Goal:
Each line that holds the word "JSON" is to be identified and copied.

Figure record extracts:
— begin —

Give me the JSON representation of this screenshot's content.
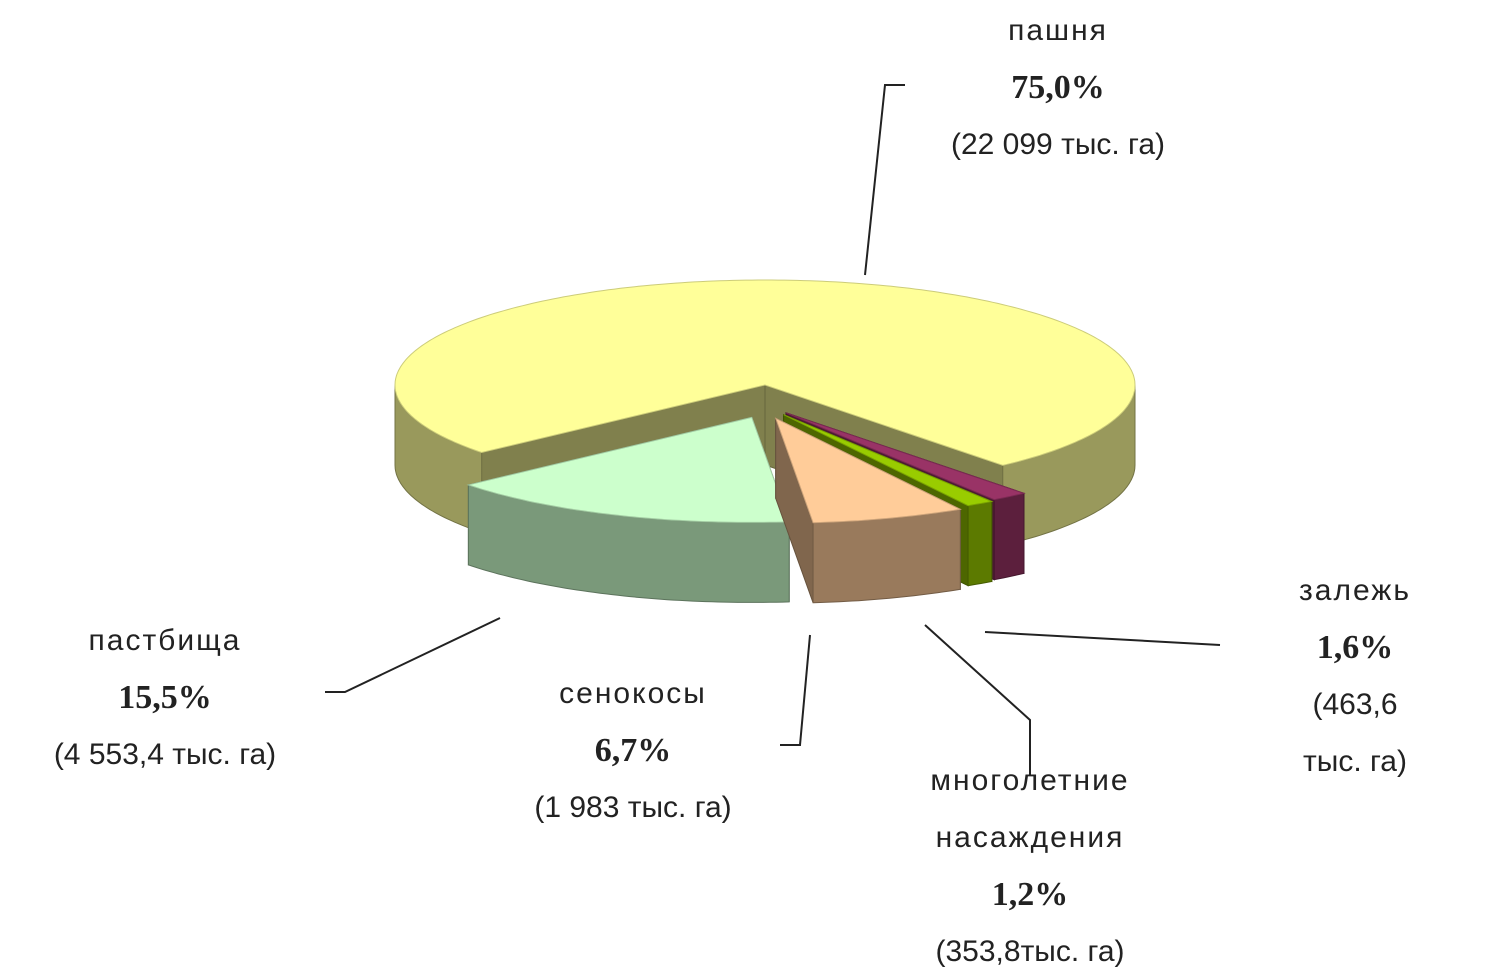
{
  "chart_data": {
    "type": "pie3d",
    "categories": [
      "пашня",
      "пастбища",
      "сенокосы",
      "многолетние насаждения",
      "залежь"
    ],
    "values": [
      75.0,
      15.5,
      6.7,
      1.2,
      1.6
    ],
    "value_labels": [
      "75,0%",
      "15,5%",
      "6,7%",
      "1,2%",
      "1,6%"
    ],
    "area_labels": [
      "(22 099 тыс. га)",
      "(4 553,4 тыс. га)",
      "(1 983 тыс. га)",
      "(353,8тыс. га)",
      "(463,6 тыс. га)"
    ],
    "colors": [
      "#ffff99",
      "#ccffcc",
      "#ffcc99",
      "#99cc00",
      "#993366"
    ]
  }
}
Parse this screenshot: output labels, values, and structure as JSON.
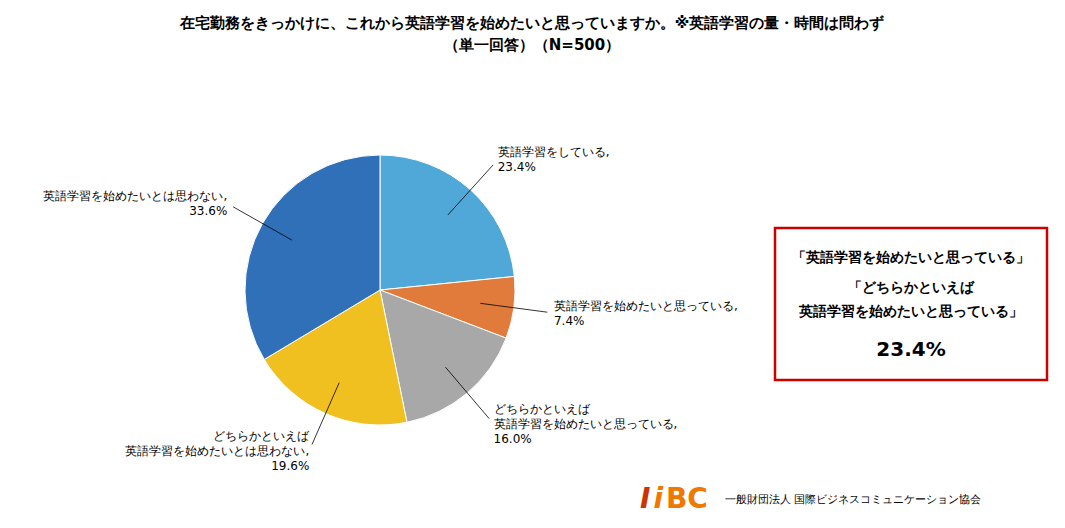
{
  "chart_data": {
    "type": "pie",
    "title": "在宅勤務をきっかけに、これから英語学習を始めたいと思っていますか。※英語学習の量・時間は問わず",
    "subtitle": "（単一回答）（N=500）",
    "categories": [
      "英語学習をしている,",
      "英語学習を始めたいと思っている,",
      "どちらかといえば\n英語学習を始めたいと思っている,",
      "どちらかといえば\n英語学習を始めたいとは思わない,",
      "英語学習を始めたいとは思わない,"
    ],
    "values": [
      23.4,
      7.4,
      16.0,
      19.6,
      33.6
    ],
    "value_labels": [
      "23.4%",
      "7.4%",
      "16.0%",
      "19.6%",
      "33.6%"
    ],
    "colors": [
      "#4FA8D8",
      "#E07B3C",
      "#A8A8A8",
      "#F0C020",
      "#3070B8"
    ],
    "data_labels": true,
    "annotations": [
      {
        "text": [
          "「英語学習を始めたいと思っている」",
          "「どちらかといえば",
          "英語学習を始めたいと思っている」",
          "23.4%"
        ],
        "color": "#CC0000"
      },
      {
        "text": [
          "I",
          "i",
          "BC"
        ],
        "colors": [
          "#CC3300",
          "#F07800",
          "#F07800"
        ]
      },
      {
        "text": [
          "一般財団法人 国際ビジネスコミュニケーション協会"
        ]
      }
    ]
  }
}
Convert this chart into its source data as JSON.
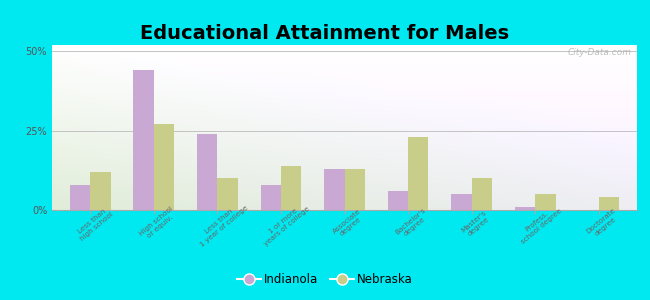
{
  "title": "Educational Attainment for Males",
  "categories": [
    "Less than\nhigh school",
    "High school\nor equiv.",
    "Less than\n1 year of college",
    "1 or more\nyears of college",
    "Associate\ndegree",
    "Bachelor's\ndegree",
    "Master's\ndegree",
    "Profess.\nschool degree",
    "Doctorate\ndegree"
  ],
  "indianola": [
    8.0,
    44.0,
    24.0,
    8.0,
    13.0,
    6.0,
    5.0,
    1.0,
    0.0
  ],
  "nebraska": [
    12.0,
    27.0,
    10.0,
    14.0,
    13.0,
    23.0,
    10.0,
    5.0,
    4.0
  ],
  "color_indianola": "#c9a8d4",
  "color_nebraska": "#c8cd8a",
  "background_outer": "#00e8f0",
  "ylim": [
    0,
    52
  ],
  "yticks": [
    0,
    25,
    50
  ],
  "ytick_labels": [
    "0%",
    "25%",
    "50%"
  ],
  "title_fontsize": 14,
  "legend_labels": [
    "Indianola",
    "Nebraska"
  ],
  "watermark": "City-Data.com"
}
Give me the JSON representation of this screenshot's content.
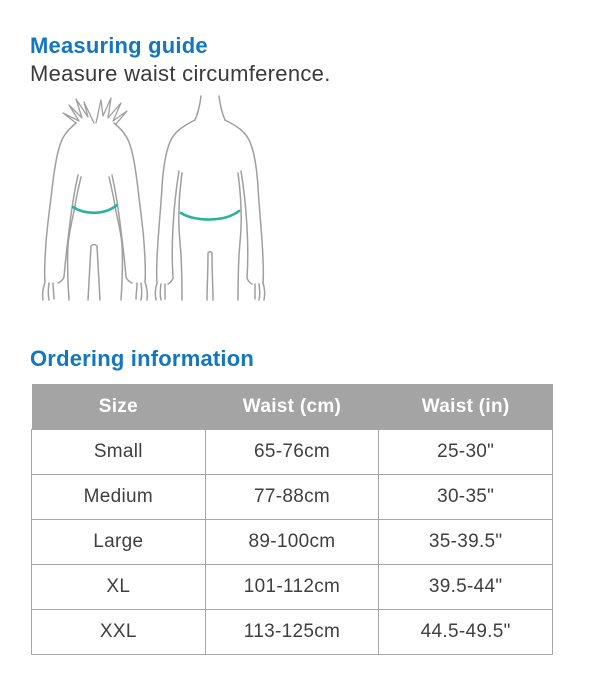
{
  "measuring_guide": {
    "title": "Measuring guide",
    "subtitle": "Measure waist circumference."
  },
  "illustration": {
    "description": "back views of female and male figures with waist measurement line",
    "outline_color": "#9f9f9f",
    "waist_line_color": "#2ab39c"
  },
  "ordering": {
    "title": "Ordering information",
    "table": {
      "headers": [
        "Size",
        "Waist (cm)",
        "Waist (in)"
      ],
      "rows": [
        [
          "Small",
          "65-76cm",
          "25-30\""
        ],
        [
          "Medium",
          "77-88cm",
          "30-35\""
        ],
        [
          "Large",
          "89-100cm",
          "35-39.5\""
        ],
        [
          "XL",
          "101-112cm",
          "39.5-44\""
        ],
        [
          "XXL",
          "113-125cm",
          "44.5-49.5\""
        ]
      ]
    }
  },
  "colors": {
    "heading_blue": "#1377bd",
    "table_header_bg": "#a4a4a4",
    "table_border": "#a6a6a6",
    "body_text": "#3a3a3a",
    "cell_text": "#3f3f3f"
  }
}
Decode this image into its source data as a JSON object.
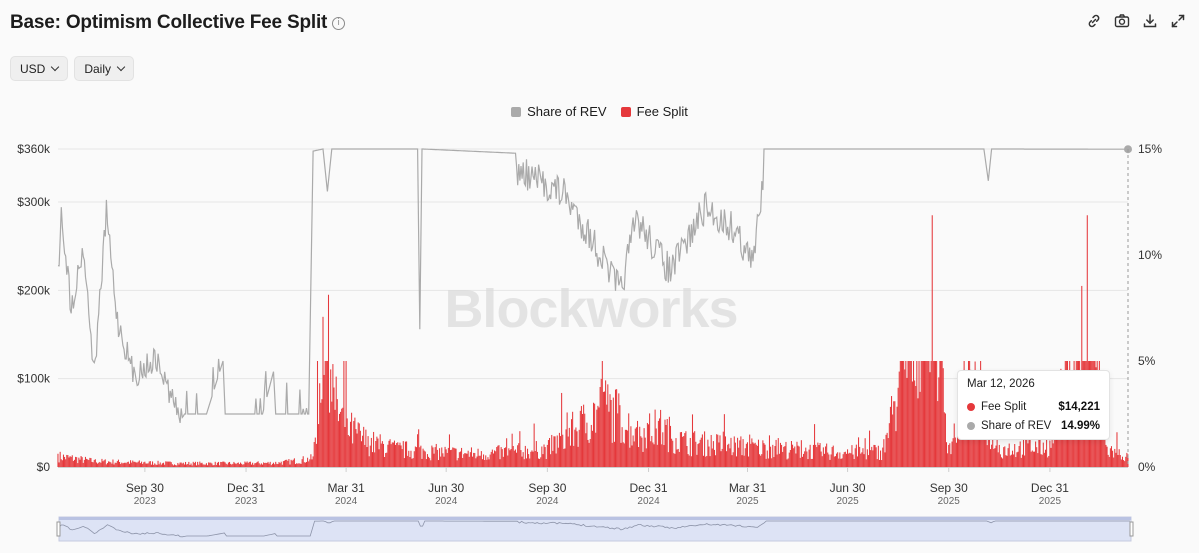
{
  "header": {
    "title": "Base: Optimism Collective Fee Split",
    "info_icon": "info-circle-icon",
    "tools": [
      "link-icon",
      "camera-icon",
      "download-icon",
      "expand-icon"
    ]
  },
  "controls": {
    "currency": "USD",
    "interval": "Daily"
  },
  "watermark": "Blockworks",
  "colors": {
    "fee_split": "#e5383b",
    "share_of_rev": "#aaaaaa",
    "navigator_fill": "#dde3f5"
  },
  "chart_data": {
    "type": "bar+line",
    "legend": [
      "Share of REV",
      "Fee Split"
    ],
    "y_left": {
      "ticks": [
        "$0",
        "$100k",
        "$200k",
        "$300k",
        "$360k"
      ],
      "values": [
        0,
        100000,
        200000,
        300000,
        360000
      ],
      "range": [
        0,
        360000
      ]
    },
    "y_right": {
      "ticks": [
        "0%",
        "5%",
        "10%",
        "15%"
      ],
      "values": [
        0,
        5,
        10,
        15
      ],
      "range": [
        0,
        15
      ]
    },
    "x_ticks": [
      {
        "label": "Sep 30",
        "year": "2023",
        "date": "2023-09-30"
      },
      {
        "label": "Dec 31",
        "year": "2023",
        "date": "2023-12-31"
      },
      {
        "label": "Mar 31",
        "year": "2024",
        "date": "2024-03-31"
      },
      {
        "label": "Jun 30",
        "year": "2024",
        "date": "2024-06-30"
      },
      {
        "label": "Sep 30",
        "year": "2024",
        "date": "2024-09-30"
      },
      {
        "label": "Dec 31",
        "year": "2024",
        "date": "2024-12-31"
      },
      {
        "label": "Mar 31",
        "year": "2025",
        "date": "2025-03-31"
      },
      {
        "label": "Jun 30",
        "year": "2025",
        "date": "2025-06-30"
      },
      {
        "label": "Sep 30",
        "year": "2025",
        "date": "2025-09-30"
      },
      {
        "label": "Dec 31",
        "year": "2025",
        "date": "2025-12-31"
      }
    ],
    "x_range": [
      "2023-07-13",
      "2026-03-12"
    ],
    "series": [
      {
        "name": "Fee Split",
        "kind": "bar",
        "axis": "left",
        "points": [
          [
            "2023-07-13",
            15000
          ],
          [
            "2023-08-15",
            8000
          ],
          [
            "2023-09-30",
            6000
          ],
          [
            "2023-11-01",
            5000
          ],
          [
            "2023-12-31",
            5000
          ],
          [
            "2024-02-01",
            6000
          ],
          [
            "2024-03-01",
            12000
          ],
          [
            "2024-03-10",
            170000
          ],
          [
            "2024-03-15",
            195000
          ],
          [
            "2024-03-20",
            90000
          ],
          [
            "2024-04-01",
            55000
          ],
          [
            "2024-04-20",
            35000
          ],
          [
            "2024-05-15",
            25000
          ],
          [
            "2024-06-30",
            20000
          ],
          [
            "2024-08-01",
            18000
          ],
          [
            "2024-09-30",
            25000
          ],
          [
            "2024-11-01",
            60000
          ],
          [
            "2024-11-20",
            85000
          ],
          [
            "2024-12-05",
            70000
          ],
          [
            "2024-12-20",
            45000
          ],
          [
            "2025-01-10",
            55000
          ],
          [
            "2025-02-01",
            35000
          ],
          [
            "2025-03-31",
            28000
          ],
          [
            "2025-05-01",
            25000
          ],
          [
            "2025-06-30",
            20000
          ],
          [
            "2025-08-01",
            22000
          ],
          [
            "2025-09-15",
            285000
          ],
          [
            "2025-09-30",
            25000
          ],
          [
            "2025-10-20",
            110000
          ],
          [
            "2025-11-15",
            25000
          ],
          [
            "2025-12-31",
            30000
          ],
          [
            "2026-01-29",
            205000
          ],
          [
            "2026-02-03",
            285000
          ],
          [
            "2026-02-20",
            25000
          ],
          [
            "2026-03-12",
            14221
          ]
        ]
      },
      {
        "name": "Share of REV",
        "kind": "line",
        "axis": "right",
        "points": [
          [
            "2023-07-13",
            9.5
          ],
          [
            "2023-07-16",
            12.7
          ],
          [
            "2023-07-25",
            8.1
          ],
          [
            "2023-08-05",
            11.0
          ],
          [
            "2023-08-15",
            5.0
          ],
          [
            "2023-08-26",
            12.6
          ],
          [
            "2023-09-05",
            7.5
          ],
          [
            "2023-09-20",
            4.9
          ],
          [
            "2023-10-10",
            5.7
          ],
          [
            "2023-10-25",
            3.8
          ],
          [
            "2023-11-05",
            2.5
          ],
          [
            "2023-11-25",
            2.5
          ],
          [
            "2023-12-10",
            5.0
          ],
          [
            "2023-12-12",
            2.5
          ],
          [
            "2024-01-15",
            2.5
          ],
          [
            "2024-01-25",
            4.5
          ],
          [
            "2024-01-27",
            2.5
          ],
          [
            "2024-02-26",
            2.5
          ],
          [
            "2024-03-01",
            14.9
          ],
          [
            "2024-03-10",
            15.0
          ],
          [
            "2024-03-14",
            13.0
          ],
          [
            "2024-03-18",
            15.0
          ],
          [
            "2024-06-04",
            15.0
          ],
          [
            "2024-06-06",
            6.5
          ],
          [
            "2024-06-08",
            15.0
          ],
          [
            "2024-09-01",
            14.8
          ],
          [
            "2024-10-15",
            13.7
          ],
          [
            "2024-11-10",
            11.5
          ],
          [
            "2024-12-01",
            9.5
          ],
          [
            "2024-12-05",
            9.0
          ],
          [
            "2024-12-20",
            12.5
          ],
          [
            "2025-01-20",
            10.0
          ],
          [
            "2025-02-20",
            13.0
          ],
          [
            "2025-03-20",
            12.0
          ],
          [
            "2025-04-05",
            10.3
          ],
          [
            "2025-04-15",
            15.0
          ],
          [
            "2025-11-01",
            15.0
          ],
          [
            "2025-11-05",
            13.5
          ],
          [
            "2025-11-08",
            15.0
          ],
          [
            "2026-03-12",
            14.99
          ]
        ]
      }
    ],
    "tooltip": {
      "date": "Mar 12, 2026",
      "rows": [
        {
          "name": "Fee Split",
          "value": "$14,221"
        },
        {
          "name": "Share of REV",
          "value": "14.99%"
        }
      ]
    }
  }
}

— end —

Response to the task:
Give me the JSON representation of this screenshot's content.
Parse this screenshot: output labels, values, and structure as JSON.
Convert this chart into its source data as JSON.
Give me the JSON representation of this screenshot's content.
Decode this image into its source data as a JSON object.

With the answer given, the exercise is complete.